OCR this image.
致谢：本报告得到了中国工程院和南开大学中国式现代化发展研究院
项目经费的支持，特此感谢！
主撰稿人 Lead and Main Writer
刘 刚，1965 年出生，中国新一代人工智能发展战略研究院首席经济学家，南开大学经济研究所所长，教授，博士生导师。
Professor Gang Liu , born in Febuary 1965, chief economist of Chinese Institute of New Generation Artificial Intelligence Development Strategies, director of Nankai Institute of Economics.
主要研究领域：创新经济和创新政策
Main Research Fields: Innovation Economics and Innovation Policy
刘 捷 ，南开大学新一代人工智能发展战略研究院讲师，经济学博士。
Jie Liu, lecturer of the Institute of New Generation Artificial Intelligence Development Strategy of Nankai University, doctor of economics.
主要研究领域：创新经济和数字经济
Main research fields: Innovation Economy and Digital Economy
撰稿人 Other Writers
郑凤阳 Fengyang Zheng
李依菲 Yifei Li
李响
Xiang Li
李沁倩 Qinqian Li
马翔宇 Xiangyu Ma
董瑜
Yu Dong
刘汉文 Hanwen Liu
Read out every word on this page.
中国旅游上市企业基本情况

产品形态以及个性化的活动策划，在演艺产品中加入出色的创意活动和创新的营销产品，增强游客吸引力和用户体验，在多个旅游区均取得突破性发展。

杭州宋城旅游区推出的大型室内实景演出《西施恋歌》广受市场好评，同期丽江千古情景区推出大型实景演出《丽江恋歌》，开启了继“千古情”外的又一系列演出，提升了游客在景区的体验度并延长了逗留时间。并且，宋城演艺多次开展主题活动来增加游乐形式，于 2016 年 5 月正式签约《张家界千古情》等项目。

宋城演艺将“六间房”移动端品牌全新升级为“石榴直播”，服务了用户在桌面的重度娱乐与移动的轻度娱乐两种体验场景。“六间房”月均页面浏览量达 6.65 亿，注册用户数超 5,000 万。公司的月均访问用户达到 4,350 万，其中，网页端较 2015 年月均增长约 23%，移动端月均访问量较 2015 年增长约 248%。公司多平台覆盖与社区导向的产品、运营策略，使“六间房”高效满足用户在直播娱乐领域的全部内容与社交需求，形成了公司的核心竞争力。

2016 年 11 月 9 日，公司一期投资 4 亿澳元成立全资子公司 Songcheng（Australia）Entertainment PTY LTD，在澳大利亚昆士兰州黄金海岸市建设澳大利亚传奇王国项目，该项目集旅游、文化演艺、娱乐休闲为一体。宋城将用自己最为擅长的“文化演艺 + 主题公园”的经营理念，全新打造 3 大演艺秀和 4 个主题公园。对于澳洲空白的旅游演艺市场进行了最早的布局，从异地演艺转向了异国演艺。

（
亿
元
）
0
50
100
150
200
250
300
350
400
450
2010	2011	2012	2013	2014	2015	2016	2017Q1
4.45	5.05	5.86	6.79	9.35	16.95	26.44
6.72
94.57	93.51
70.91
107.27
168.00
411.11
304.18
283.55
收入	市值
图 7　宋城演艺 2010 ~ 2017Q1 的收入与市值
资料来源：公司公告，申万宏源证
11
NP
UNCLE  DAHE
···
Identify the lines in the records above that contain the word "Intelligence", then state how many there are and nothing more.

• _The completed task_
2